- Work instructions:
Copy out every line that contains the word "title".

— BEGIN —

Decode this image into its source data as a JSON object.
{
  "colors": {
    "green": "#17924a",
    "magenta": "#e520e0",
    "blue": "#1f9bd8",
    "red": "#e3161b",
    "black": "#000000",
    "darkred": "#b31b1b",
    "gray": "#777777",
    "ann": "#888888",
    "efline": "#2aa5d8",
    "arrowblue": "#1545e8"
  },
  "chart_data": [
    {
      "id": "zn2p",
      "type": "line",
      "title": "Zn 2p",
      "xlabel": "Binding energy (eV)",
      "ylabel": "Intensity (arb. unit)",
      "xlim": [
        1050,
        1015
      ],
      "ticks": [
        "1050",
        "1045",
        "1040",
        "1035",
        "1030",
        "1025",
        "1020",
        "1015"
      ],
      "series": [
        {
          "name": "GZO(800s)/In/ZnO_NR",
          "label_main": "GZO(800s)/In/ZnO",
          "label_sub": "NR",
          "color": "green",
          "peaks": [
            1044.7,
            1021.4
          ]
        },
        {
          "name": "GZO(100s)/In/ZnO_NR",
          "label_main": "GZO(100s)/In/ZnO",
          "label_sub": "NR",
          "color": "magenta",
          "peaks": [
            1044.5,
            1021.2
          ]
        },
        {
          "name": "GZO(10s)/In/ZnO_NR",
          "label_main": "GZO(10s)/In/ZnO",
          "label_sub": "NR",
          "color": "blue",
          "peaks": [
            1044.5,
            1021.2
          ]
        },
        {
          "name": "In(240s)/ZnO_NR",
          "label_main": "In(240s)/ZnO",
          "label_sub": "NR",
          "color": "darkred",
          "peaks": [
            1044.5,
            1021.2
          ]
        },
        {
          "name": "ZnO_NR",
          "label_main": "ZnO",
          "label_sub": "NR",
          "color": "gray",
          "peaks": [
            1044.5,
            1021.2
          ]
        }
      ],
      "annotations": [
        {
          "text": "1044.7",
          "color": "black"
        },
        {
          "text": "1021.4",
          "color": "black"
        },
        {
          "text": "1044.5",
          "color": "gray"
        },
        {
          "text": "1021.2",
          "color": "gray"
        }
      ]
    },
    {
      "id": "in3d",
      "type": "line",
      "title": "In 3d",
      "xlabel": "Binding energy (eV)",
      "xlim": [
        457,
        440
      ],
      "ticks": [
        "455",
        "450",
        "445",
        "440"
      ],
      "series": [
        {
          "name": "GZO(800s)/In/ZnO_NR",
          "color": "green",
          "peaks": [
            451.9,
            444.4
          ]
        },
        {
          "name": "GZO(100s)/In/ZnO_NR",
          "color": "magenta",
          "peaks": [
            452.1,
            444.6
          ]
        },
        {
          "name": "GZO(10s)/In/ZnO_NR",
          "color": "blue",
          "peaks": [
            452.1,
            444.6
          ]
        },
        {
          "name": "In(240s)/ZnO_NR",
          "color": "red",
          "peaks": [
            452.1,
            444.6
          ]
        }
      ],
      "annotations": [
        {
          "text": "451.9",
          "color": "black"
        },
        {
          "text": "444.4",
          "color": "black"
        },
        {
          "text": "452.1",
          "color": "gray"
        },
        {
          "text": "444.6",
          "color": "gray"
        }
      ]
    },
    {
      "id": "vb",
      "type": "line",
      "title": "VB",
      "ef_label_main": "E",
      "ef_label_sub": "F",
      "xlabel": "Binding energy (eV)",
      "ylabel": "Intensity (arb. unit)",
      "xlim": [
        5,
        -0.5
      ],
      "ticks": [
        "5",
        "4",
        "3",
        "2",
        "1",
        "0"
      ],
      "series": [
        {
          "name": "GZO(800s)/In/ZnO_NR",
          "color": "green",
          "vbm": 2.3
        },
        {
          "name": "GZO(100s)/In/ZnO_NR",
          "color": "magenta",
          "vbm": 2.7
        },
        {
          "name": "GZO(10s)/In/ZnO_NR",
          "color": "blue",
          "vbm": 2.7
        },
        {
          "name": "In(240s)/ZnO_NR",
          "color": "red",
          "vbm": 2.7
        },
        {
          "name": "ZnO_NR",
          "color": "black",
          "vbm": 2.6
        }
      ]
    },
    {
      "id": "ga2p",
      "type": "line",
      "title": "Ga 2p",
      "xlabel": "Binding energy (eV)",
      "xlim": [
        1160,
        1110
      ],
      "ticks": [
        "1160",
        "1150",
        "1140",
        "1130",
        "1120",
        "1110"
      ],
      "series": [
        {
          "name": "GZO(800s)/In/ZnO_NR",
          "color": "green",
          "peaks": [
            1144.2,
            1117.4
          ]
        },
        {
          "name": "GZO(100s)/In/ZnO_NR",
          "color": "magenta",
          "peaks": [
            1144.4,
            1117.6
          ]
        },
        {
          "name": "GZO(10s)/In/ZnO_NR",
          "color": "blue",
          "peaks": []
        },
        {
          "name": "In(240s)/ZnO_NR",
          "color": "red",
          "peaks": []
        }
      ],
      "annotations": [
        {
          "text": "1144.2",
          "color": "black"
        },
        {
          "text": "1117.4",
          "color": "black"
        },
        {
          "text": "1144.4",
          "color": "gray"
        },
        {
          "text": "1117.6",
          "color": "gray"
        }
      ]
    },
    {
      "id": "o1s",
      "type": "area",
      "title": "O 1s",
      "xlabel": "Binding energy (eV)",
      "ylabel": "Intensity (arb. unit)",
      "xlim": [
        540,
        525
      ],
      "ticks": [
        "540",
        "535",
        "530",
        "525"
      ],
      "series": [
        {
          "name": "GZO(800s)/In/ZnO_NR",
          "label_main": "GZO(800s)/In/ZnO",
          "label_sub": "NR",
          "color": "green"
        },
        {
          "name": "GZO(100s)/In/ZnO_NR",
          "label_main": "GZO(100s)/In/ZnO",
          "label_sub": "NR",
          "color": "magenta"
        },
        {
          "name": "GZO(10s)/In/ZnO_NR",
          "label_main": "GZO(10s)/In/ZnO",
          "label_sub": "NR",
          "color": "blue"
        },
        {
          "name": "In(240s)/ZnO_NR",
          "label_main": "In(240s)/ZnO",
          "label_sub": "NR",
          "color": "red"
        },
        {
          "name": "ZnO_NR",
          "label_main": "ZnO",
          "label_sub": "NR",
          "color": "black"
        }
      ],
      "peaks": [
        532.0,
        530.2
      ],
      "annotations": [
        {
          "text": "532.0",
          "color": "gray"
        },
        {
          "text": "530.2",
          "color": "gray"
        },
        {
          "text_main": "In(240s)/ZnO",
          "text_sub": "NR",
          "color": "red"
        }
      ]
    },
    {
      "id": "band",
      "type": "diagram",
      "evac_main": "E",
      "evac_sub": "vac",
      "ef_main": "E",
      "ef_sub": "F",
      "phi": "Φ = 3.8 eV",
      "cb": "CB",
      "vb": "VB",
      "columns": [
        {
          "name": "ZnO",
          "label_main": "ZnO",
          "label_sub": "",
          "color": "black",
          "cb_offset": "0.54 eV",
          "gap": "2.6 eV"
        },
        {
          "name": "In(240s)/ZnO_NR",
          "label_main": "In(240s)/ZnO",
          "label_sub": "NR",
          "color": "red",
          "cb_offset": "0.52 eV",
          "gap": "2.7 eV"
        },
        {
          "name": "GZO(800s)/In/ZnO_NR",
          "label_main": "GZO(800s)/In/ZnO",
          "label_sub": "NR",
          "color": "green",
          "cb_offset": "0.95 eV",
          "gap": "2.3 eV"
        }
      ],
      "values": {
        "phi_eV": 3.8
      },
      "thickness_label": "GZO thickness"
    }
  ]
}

— END —

- Answer to this exercise:
      "title": "Zn 2p",
      "title": "In 3d",
      "title": "VB",
      "title": "Ga 2p",
      "title": "O 1s",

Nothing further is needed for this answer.